▶ [Task description] Go through the lines below and copy each one that holds the string "再乘以稀释倍数".

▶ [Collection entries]
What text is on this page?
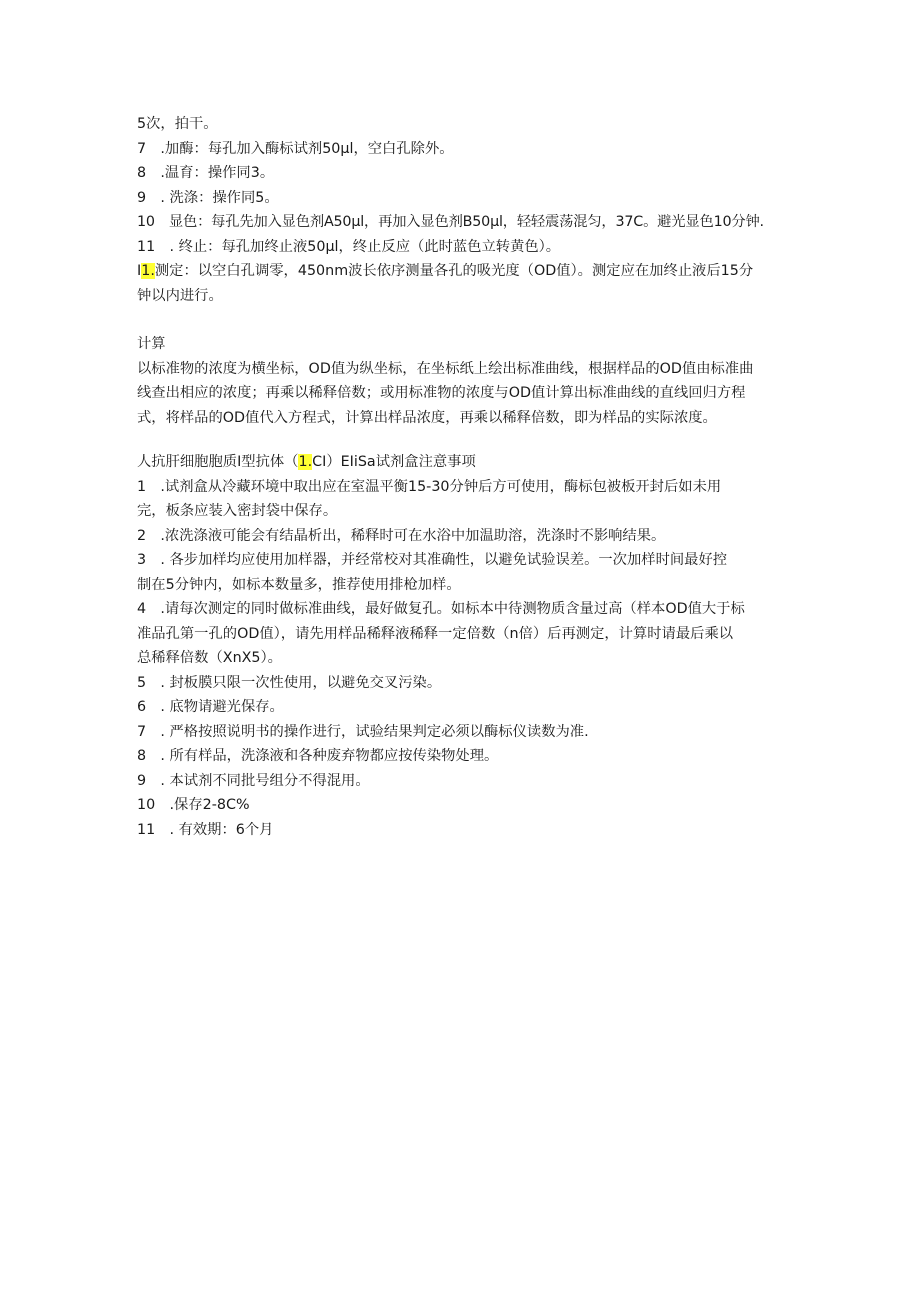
5次，拍干。
7　.加酶：每孔加入酶标试剂50μl，空白孔除外。
8　.温育：操作同3。
9　. 洗涤：操作同5。
10　显色：每孔先加入显色剂A50μl，再加入显色剂B50μl，轻轻震荡混匀，37C。避光显色10分钟.
11　. 终止：每孔加终止液50μl，终止反应（此时蓝色立转黄色）。
I1.测定：以空白孔调零，450nm波长依序测量各孔的吸光度（OD值）。测定应在加终止液后15分
钟以内进行。
计算
以标准物的浓度为横坐标，OD值为纵坐标，在坐标纸上绘出标准曲线，根据样品的OD值由标准曲
线查出相应的浓度；再乘以稀释倍数；或用标准物的浓度与OD值计算出标准曲线的直线回归方程
式，将样品的OD值代入方程式，计算出样品浓度，再乘以稀释倍数，即为样品的实际浓度。
人抗肝细胞胞质I型抗体（1.CI）EIiSa试剂盒注意事项
1　.试剂盒从冷藏环境中取出应在室温平衡15-30分钟后方可使用，酶标包被板开封后如未用
完，板条应装入密封袋中保存。
2　.浓洗涤液可能会有结晶析出，稀释时可在水浴中加温助溶，洗涤时不影响结果。
3　. 各步加样均应使用加样器，并经常校对其准确性，以避免试验误差。一次加样时间最好控
制在5分钟内，如标本数量多，推荐使用排枪加样。
4　.请每次测定的同时做标准曲线，最好做复孔。如标本中待测物质含量过高（样本OD值大于标
准品孔第一孔的OD值），请先用样品稀释液稀释一定倍数（n倍）后再测定，计算时请最后乘以
总稀释倍数（XnX5）。
5　. 封板膜只限一次性使用，以避免交叉污染。
6　. 底物请避光保存。
7　. 严格按照说明书的操作进行，试验结果判定必须以酶标仪读数为准.
8　. 所有样品，洗涤液和各种废弃物都应按传染物处理。
9　. 本试剂不同批号组分不得混用。
10　.保存2-8C%
11　. 有效期：6个月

▶ [Reply to the exercise]
线查出相应的浓度；再乘以稀释倍数；或用标准物的浓度与OD值计算出标准曲线的直线回归方程
式，将样品的OD值代入方程式，计算出样品浓度，再乘以稀释倍数，即为样品的实际浓度。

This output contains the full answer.